WHAT THE TASK ASKS: Every line that contains "this" counts once; give the total number of such lines, with no other words.

RECORDS FOR THE TASK:
--
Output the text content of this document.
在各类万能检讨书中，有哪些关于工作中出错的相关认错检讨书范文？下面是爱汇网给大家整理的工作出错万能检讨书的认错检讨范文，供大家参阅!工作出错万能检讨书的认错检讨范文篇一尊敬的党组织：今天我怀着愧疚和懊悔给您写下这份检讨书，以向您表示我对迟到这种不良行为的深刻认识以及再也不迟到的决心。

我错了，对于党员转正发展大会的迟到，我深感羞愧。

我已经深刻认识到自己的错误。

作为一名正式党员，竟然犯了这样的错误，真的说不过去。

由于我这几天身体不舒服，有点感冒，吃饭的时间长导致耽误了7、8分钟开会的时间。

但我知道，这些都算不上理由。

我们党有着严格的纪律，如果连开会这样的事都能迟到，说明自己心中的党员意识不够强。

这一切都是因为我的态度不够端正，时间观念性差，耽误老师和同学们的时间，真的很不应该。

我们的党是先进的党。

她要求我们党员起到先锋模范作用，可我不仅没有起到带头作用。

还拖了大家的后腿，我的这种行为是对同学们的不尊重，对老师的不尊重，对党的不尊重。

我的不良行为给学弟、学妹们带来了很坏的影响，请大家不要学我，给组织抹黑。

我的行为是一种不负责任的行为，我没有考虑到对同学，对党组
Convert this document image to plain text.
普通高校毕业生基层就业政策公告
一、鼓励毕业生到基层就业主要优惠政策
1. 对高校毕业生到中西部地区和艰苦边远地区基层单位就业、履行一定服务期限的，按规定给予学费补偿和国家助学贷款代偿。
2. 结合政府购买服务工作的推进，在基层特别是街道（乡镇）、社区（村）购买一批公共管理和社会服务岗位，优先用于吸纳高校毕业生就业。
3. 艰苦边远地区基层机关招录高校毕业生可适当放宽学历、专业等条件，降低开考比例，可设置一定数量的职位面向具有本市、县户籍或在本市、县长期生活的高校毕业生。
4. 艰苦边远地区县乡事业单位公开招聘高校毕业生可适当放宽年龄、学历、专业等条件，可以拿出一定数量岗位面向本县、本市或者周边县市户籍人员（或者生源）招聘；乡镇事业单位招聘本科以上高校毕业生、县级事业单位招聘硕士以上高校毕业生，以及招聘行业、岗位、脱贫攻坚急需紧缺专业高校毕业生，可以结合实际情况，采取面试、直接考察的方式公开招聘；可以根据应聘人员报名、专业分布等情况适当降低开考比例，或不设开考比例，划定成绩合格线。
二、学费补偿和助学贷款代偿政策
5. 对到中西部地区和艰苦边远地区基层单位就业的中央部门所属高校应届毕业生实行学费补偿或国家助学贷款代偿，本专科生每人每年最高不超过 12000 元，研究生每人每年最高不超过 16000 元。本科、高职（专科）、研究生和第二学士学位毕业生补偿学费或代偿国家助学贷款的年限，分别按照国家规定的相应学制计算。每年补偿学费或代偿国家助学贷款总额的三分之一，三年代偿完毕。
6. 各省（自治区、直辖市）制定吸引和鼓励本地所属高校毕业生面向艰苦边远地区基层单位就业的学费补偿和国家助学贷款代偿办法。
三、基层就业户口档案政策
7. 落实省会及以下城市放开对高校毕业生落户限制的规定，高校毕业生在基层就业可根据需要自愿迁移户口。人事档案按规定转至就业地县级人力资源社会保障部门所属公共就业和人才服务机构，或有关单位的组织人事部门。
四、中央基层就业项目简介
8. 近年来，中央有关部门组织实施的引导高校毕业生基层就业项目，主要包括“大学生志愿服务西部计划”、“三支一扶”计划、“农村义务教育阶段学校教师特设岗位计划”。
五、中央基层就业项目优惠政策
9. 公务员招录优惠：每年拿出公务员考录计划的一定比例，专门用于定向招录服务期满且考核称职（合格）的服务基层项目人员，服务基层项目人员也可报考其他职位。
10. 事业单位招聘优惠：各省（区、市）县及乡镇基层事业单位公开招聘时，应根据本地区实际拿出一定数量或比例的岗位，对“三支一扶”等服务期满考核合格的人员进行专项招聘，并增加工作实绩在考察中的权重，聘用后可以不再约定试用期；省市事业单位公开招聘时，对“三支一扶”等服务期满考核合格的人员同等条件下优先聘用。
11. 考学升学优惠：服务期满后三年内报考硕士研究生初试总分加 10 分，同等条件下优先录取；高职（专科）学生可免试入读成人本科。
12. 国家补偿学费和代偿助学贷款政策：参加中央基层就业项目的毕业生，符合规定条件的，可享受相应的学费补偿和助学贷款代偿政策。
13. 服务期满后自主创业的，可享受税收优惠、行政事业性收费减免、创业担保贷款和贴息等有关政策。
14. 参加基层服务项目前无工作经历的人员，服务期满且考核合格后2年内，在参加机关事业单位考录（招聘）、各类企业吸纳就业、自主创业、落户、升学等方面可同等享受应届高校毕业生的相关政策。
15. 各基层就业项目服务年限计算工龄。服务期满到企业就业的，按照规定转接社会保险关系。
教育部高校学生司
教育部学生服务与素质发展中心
--
WORKED ANSWER: 2